Go through the data below and copy it exactly, skipping every picture.

** Material for this exercise **
════════════════════

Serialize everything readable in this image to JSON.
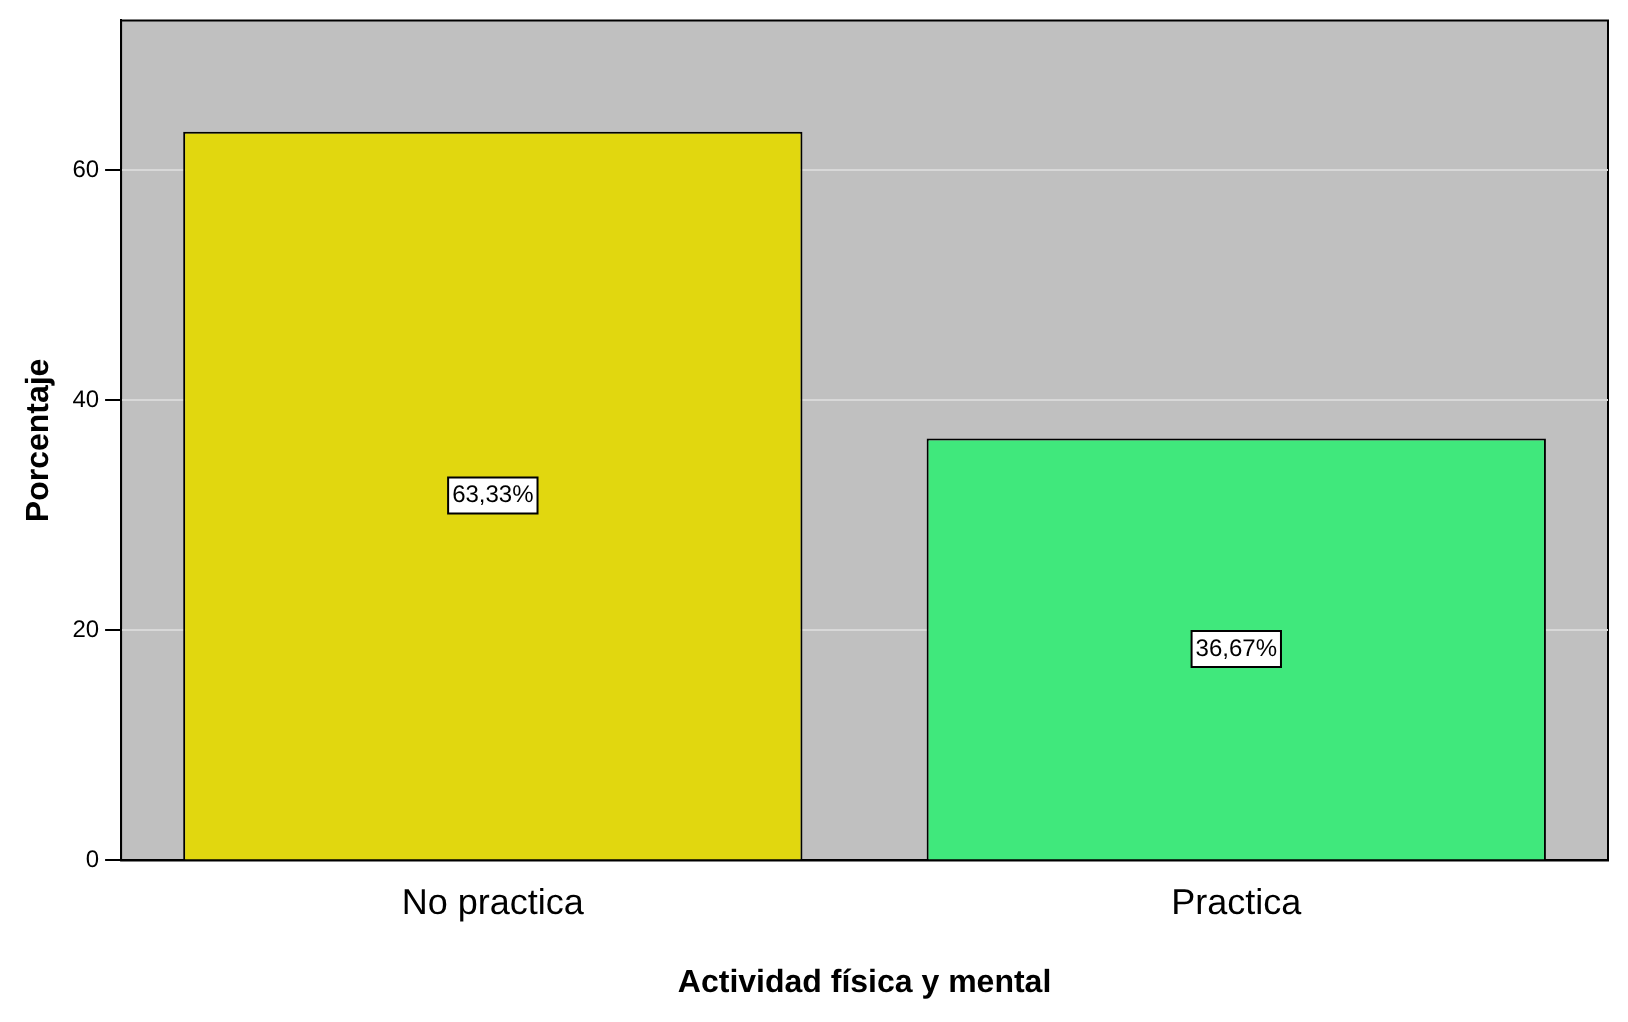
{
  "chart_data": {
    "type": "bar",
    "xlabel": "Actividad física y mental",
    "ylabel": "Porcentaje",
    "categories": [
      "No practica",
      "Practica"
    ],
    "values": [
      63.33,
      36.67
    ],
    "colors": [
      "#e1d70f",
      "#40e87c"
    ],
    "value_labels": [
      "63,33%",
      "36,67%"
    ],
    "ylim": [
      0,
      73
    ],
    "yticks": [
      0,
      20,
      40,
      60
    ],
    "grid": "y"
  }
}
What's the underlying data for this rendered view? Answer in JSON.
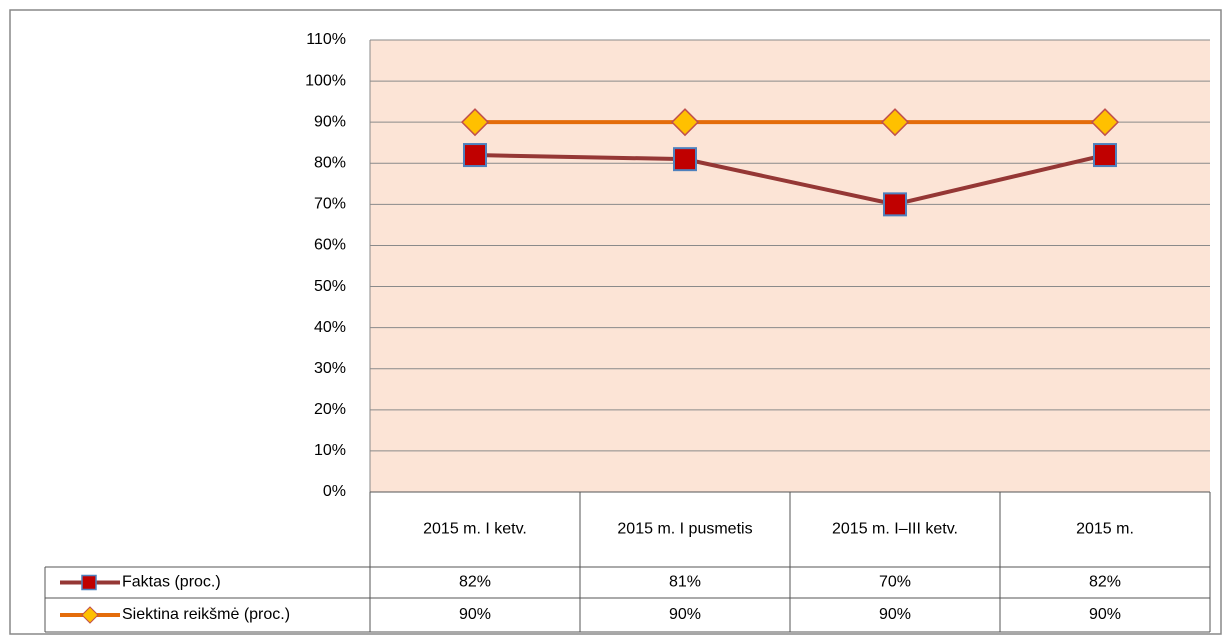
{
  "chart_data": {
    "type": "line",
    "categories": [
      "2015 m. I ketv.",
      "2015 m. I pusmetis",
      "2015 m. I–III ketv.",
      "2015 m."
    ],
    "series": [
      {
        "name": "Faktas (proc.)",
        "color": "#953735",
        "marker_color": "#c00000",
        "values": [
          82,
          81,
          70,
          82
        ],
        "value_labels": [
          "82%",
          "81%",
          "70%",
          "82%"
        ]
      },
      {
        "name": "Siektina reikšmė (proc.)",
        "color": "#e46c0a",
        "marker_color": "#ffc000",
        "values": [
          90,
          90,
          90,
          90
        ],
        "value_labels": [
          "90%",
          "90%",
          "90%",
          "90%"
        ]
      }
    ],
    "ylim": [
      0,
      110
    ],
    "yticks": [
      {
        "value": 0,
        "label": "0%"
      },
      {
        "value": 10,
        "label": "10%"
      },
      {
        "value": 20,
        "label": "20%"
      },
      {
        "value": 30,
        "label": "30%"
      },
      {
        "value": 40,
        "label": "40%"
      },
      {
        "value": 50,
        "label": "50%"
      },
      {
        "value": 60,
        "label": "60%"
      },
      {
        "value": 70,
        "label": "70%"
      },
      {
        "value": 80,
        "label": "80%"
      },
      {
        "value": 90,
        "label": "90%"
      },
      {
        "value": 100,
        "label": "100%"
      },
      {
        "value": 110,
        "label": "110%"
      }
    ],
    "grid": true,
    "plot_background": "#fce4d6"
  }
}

════════════════════

** Solution to this exercise **
Serialize everything readable in this image to JSON.
{
  "chart_data": {
    "type": "bar",
    "xlabel": "Actividad física y mental",
    "ylabel": "Porcentaje",
    "categories": [
      "No practica",
      "Practica"
    ],
    "values": [
      63.33,
      36.67
    ],
    "colors": [
      "#e1d70f",
      "#40e87c"
    ],
    "value_labels": [
      "63,33%",
      "36,67%"
    ],
    "ylim": [
      0,
      73
    ],
    "yticks": [
      0,
      20,
      40,
      60
    ],
    "grid": "y"
  }
}
What's the underlying data for this rendered view? Answer in JSON.
{
  "chart_data": {
    "type": "line",
    "categories": [
      "2015 m. I ketv.",
      "2015 m. I pusmetis",
      "2015 m. I–III ketv.",
      "2015 m."
    ],
    "series": [
      {
        "name": "Faktas (proc.)",
        "color": "#953735",
        "marker_color": "#c00000",
        "values": [
          82,
          81,
          70,
          82
        ],
        "value_labels": [
          "82%",
          "81%",
          "70%",
          "82%"
        ]
      },
      {
        "name": "Siektina reikšmė (proc.)",
        "color": "#e46c0a",
        "marker_color": "#ffc000",
        "values": [
          90,
          90,
          90,
          90
        ],
        "value_labels": [
          "90%",
          "90%",
          "90%",
          "90%"
        ]
      }
    ],
    "ylim": [
      0,
      110
    ],
    "yticks": [
      {
        "value": 0,
        "label": "0%"
      },
      {
        "value": 10,
        "label": "10%"
      },
      {
        "value": 20,
        "label": "20%"
      },
      {
        "value": 30,
        "label": "30%"
      },
      {
        "value": 40,
        "label": "40%"
      },
      {
        "value": 50,
        "label": "50%"
      },
      {
        "value": 60,
        "label": "60%"
      },
      {
        "value": 70,
        "label": "70%"
      },
      {
        "value": 80,
        "label": "80%"
      },
      {
        "value": 90,
        "label": "90%"
      },
      {
        "value": 100,
        "label": "100%"
      },
      {
        "value": 110,
        "label": "110%"
      }
    ],
    "grid": true,
    "plot_background": "#fce4d6"
  }
}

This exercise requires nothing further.